• **The task**
List every creature the pet text suggests as a possible ultimate pet.

──────── Text ────────

Excuse me, I was tearing up there for a second.

Anyway, much as I enjoyed having the fish tank in the family room a few yards from the fireplace (it's impossible to stay awake when the tank is bubbling and the fire is crackling, and also if you have a liter of Jack Daniel's next to your chair), eventually I got tired of the carnage and slaughter and picking out the bodies and shut down the operation.

So now all I'm left with for a pet is ... yes ... the obese groundhog that turns up in the yard once in awhile. I don't know how it ever got to be as huge as it is, all it ever eats is yardsalad. But there it is. I never get to pet it, and it would probably take my hand off if I did, so I'm relegated to just waving at it through the window ...

Yeah, I know how pathetic that sounds, but it's MY groundhog, dammit, and if I can't have a kitty or a puppy I'm ... I'm ...

Excuse me, I was tearing up there for a second.

Anyway, I know many of you have more conventional pets, and this is your opportunity to brag on 'em. Unload all your love (I'm looking at you, LindsEy). Or maybe you'd like to have a pet. What would your ultimate pet be? Elephant? Unicorn? Killer whale?

Name it. It's yours! Dustin said you can have one!

──────── Information provided ────────

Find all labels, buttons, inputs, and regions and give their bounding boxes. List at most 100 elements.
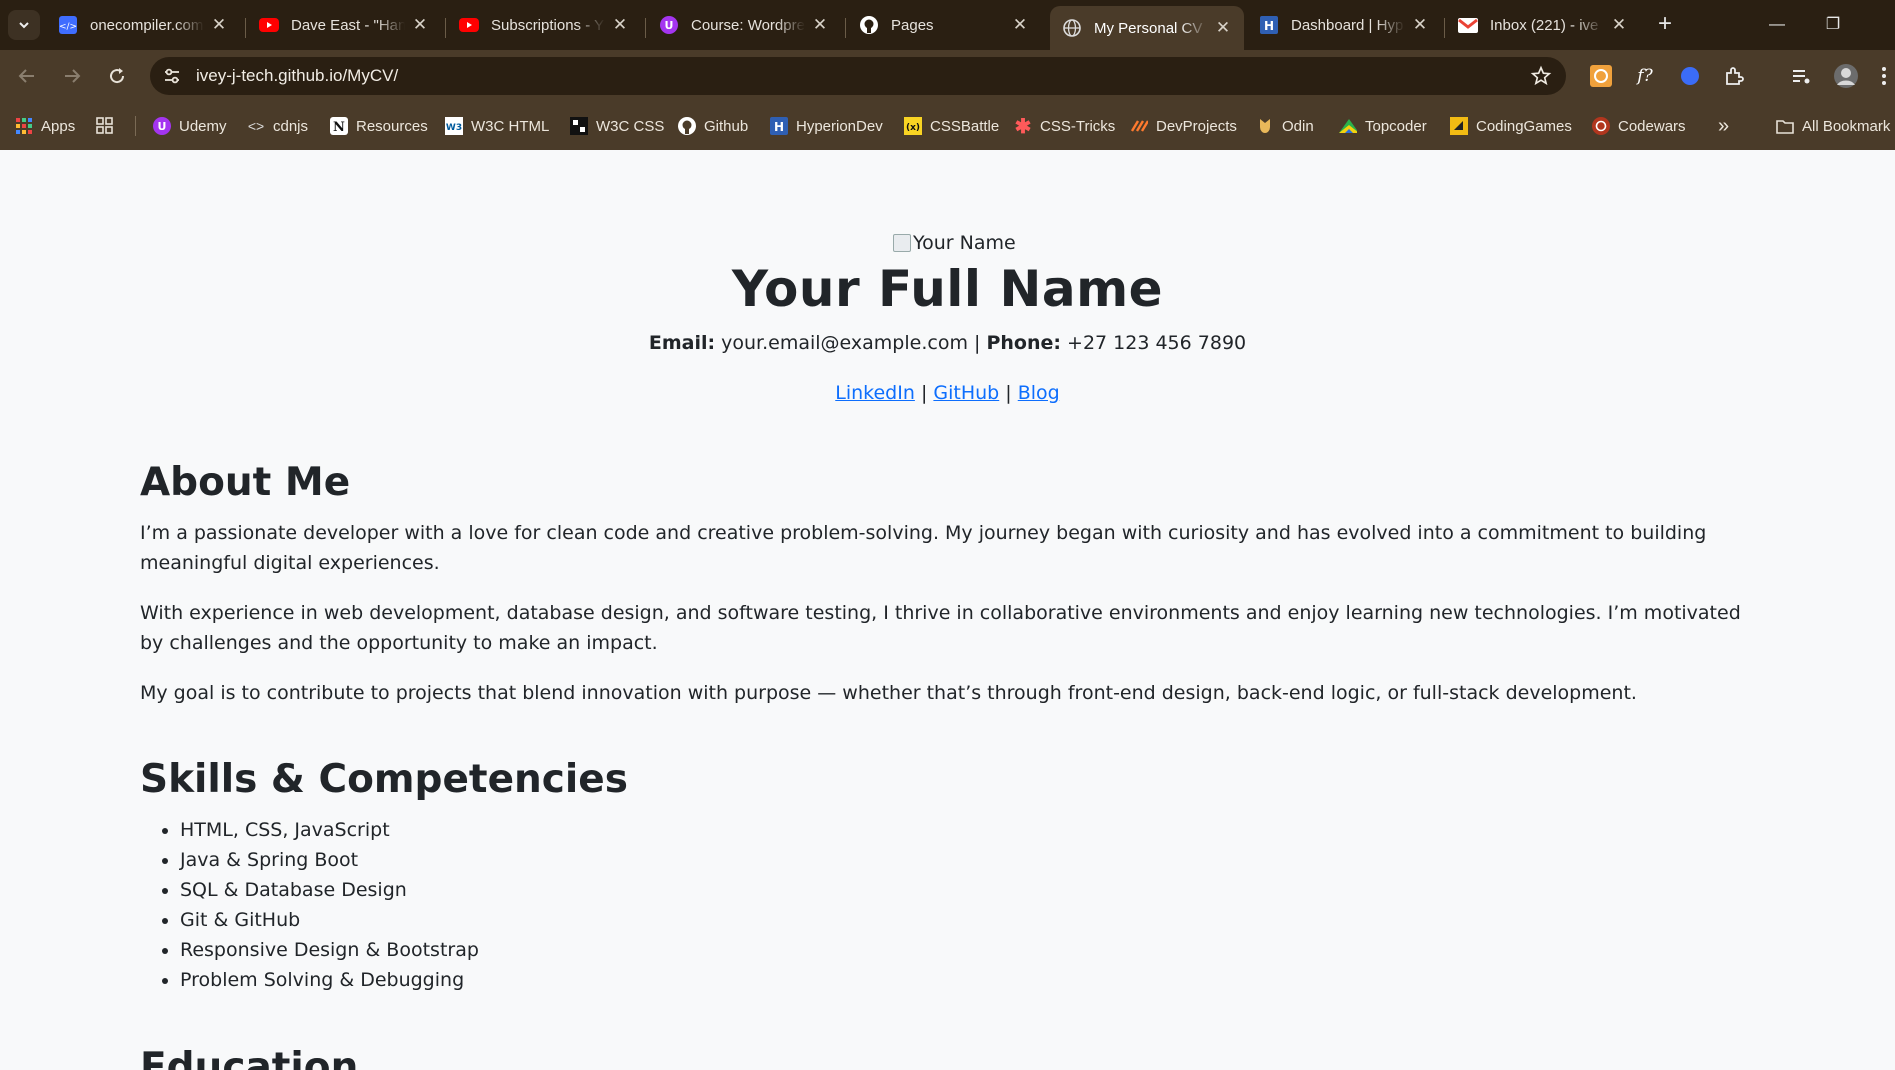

────────

• **Solution to this problem**
Elephant, unicorn, killer whale